## PROBLEM TO WORK ON
Rewrite the items below with every "list-item" changed to "bullet-item", keeping everything else the same.
---- EXTRACTED ENTRIES
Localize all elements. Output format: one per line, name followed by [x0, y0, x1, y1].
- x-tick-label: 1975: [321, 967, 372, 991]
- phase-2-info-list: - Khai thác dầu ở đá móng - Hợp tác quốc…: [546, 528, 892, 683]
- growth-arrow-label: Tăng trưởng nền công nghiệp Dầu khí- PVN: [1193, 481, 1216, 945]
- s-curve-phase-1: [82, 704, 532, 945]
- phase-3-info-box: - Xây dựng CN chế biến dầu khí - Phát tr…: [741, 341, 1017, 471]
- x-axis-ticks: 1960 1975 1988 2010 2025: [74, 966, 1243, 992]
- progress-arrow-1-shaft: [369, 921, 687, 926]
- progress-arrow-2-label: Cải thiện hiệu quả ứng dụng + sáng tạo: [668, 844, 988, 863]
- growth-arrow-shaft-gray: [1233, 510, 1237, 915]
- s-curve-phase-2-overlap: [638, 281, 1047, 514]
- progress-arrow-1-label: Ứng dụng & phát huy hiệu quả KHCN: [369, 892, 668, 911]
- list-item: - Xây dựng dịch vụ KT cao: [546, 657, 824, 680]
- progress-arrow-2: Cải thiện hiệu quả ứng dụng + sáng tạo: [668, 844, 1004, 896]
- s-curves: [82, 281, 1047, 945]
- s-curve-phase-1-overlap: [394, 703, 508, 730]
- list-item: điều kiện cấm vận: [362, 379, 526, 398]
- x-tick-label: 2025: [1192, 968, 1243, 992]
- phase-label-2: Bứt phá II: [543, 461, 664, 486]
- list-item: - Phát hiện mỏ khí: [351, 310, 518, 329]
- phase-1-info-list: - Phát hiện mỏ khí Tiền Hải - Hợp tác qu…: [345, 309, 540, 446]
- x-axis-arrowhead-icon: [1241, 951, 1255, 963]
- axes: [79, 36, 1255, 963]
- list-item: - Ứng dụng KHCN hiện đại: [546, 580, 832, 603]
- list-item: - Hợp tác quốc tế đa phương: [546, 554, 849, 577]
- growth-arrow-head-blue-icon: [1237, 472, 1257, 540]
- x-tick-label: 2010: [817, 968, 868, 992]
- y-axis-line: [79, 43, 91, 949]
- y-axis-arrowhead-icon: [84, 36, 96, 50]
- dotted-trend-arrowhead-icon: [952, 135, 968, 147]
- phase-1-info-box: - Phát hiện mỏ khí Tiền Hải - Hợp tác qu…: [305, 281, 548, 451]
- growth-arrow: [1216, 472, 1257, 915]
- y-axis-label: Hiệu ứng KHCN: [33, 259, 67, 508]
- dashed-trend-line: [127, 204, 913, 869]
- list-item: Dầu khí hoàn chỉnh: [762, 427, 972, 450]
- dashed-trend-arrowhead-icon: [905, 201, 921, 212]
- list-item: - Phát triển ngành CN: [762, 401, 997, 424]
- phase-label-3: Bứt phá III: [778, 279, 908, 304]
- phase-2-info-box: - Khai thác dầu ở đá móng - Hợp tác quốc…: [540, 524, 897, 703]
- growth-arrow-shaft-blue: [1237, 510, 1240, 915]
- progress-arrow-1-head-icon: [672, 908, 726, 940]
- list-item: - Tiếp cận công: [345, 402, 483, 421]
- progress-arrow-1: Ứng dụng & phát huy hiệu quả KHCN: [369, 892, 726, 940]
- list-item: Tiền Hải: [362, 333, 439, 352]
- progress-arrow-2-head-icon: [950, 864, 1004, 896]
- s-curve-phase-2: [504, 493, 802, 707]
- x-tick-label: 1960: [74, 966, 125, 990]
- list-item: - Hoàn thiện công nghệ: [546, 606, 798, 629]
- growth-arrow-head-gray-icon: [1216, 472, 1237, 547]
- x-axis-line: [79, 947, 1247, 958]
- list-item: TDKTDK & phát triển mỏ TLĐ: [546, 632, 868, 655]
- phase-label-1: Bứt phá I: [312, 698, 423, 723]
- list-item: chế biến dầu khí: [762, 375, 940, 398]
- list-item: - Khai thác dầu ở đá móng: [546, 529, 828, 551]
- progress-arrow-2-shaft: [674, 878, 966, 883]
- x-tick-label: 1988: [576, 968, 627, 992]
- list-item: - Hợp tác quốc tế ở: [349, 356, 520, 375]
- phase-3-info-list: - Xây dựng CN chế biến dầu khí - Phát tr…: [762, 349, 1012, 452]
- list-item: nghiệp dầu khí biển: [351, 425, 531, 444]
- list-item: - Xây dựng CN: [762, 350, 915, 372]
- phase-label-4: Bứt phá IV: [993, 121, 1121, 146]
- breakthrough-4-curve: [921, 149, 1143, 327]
--------
## TASK RESULT
Localize all elements. Output format: one per line, name followed by [x0, y0, x1, y1].
- x-tick-label: 1975: [321, 967, 372, 991]
- phase-2-info-list: - Khai thác dầu ở đá móng - Hợp tác quốc…: [546, 528, 892, 683]
- growth-arrow-label: Tăng trưởng nền công nghiệp Dầu khí- PVN: [1193, 481, 1216, 945]
- s-curve-phase-1: [82, 704, 532, 945]
- phase-3-info-box: - Xây dựng CN chế biến dầu khí - Phát tr…: [741, 341, 1017, 471]
- x-axis-ticks: 1960 1975 1988 2010 2025: [74, 966, 1243, 992]
- progress-arrow-1-shaft: [369, 921, 687, 926]
- progress-arrow-2-label: Cải thiện hiệu quả ứng dụng + sáng tạo: [668, 844, 988, 863]
- growth-arrow-shaft-gray: [1233, 510, 1237, 915]
- s-curve-phase-2-overlap: [638, 281, 1047, 514]
- progress-arrow-1-label: Ứng dụng & phát huy hiệu quả KHCN: [369, 892, 668, 911]
- bullet-item: - Xây dựng dịch vụ KT cao: [546, 657, 824, 680]
- progress-arrow-2: Cải thiện hiệu quả ứng dụng + sáng tạo: [668, 844, 1004, 896]
- s-curves: [82, 281, 1047, 945]
- s-curve-phase-1-overlap: [394, 703, 508, 730]
- bullet-item: điều kiện cấm vận: [362, 379, 526, 398]
- x-tick-label: 2025: [1192, 968, 1243, 992]
- phase-label-2: Bứt phá II: [543, 461, 664, 486]
- bullet-item: - Phát hiện mỏ khí: [351, 310, 518, 329]
- phase-1-info-list: - Phát hiện mỏ khí Tiền Hải - Hợp tác qu…: [345, 309, 540, 446]
- x-axis-arrowhead-icon: [1241, 951, 1255, 963]
- axes: [79, 36, 1255, 963]
- bullet-item: - Ứng dụng KHCN hiện đại: [546, 580, 832, 603]
- bullet-item: - Hợp tác quốc tế đa phương: [546, 554, 849, 577]
- growth-arrow-head-blue-icon: [1237, 472, 1257, 540]
- x-tick-label: 2010: [817, 968, 868, 992]
- y-axis-line: [79, 43, 91, 949]
- y-axis-arrowhead-icon: [84, 36, 96, 50]
- dotted-trend-arrowhead-icon: [952, 135, 968, 147]
- phase-1-info-box: - Phát hiện mỏ khí Tiền Hải - Hợp tác qu…: [305, 281, 548, 451]
- growth-arrow: [1216, 472, 1257, 915]
- y-axis-label: Hiệu ứng KHCN: [33, 259, 67, 508]
- dashed-trend-line: [127, 204, 913, 869]
- bullet-item: Dầu khí hoàn chỉnh: [762, 427, 972, 450]
- dashed-trend-arrowhead-icon: [905, 201, 921, 212]
- bullet-item: - Phát triển ngành CN: [762, 401, 997, 424]
- phase-label-3: Bứt phá III: [778, 279, 908, 304]
- phase-2-info-box: - Khai thác dầu ở đá móng - Hợp tác quốc…: [540, 524, 897, 703]
- growth-arrow-shaft-blue: [1237, 510, 1240, 915]
- progress-arrow-1-head-icon: [672, 908, 726, 940]
- bullet-item: - Tiếp cận công: [345, 402, 483, 421]
- progress-arrow-1: Ứng dụng & phát huy hiệu quả KHCN: [369, 892, 726, 940]
- bullet-item: Tiền Hải: [362, 333, 439, 352]
- progress-arrow-2-head-icon: [950, 864, 1004, 896]
- s-curve-phase-2: [504, 493, 802, 707]
- x-tick-label: 1960: [74, 966, 125, 990]
- bullet-item: - Hoàn thiện công nghệ: [546, 606, 798, 629]
- growth-arrow-head-gray-icon: [1216, 472, 1237, 547]
- x-axis-line: [79, 947, 1247, 958]
- bullet-item: TDKTDK & phát triển mỏ TLĐ: [546, 632, 868, 655]
- phase-label-1: Bứt phá I: [312, 698, 423, 723]
- bullet-item: chế biến dầu khí: [762, 375, 940, 398]
- bullet-item: - Khai thác dầu ở đá móng: [546, 529, 828, 551]
- progress-arrow-2-shaft: [674, 878, 966, 883]
- x-tick-label: 1988: [576, 968, 627, 992]
- bullet-item: - Hợp tác quốc tế ở: [349, 356, 520, 375]
- phase-3-info-list: - Xây dựng CN chế biến dầu khí - Phát tr…: [762, 349, 1012, 452]
- bullet-item: nghiệp dầu khí biển: [351, 425, 531, 444]
- bullet-item: - Xây dựng CN: [762, 350, 915, 372]
- phase-label-4: Bứt phá IV: [993, 121, 1121, 146]
- breakthrough-4-curve: [921, 149, 1143, 327]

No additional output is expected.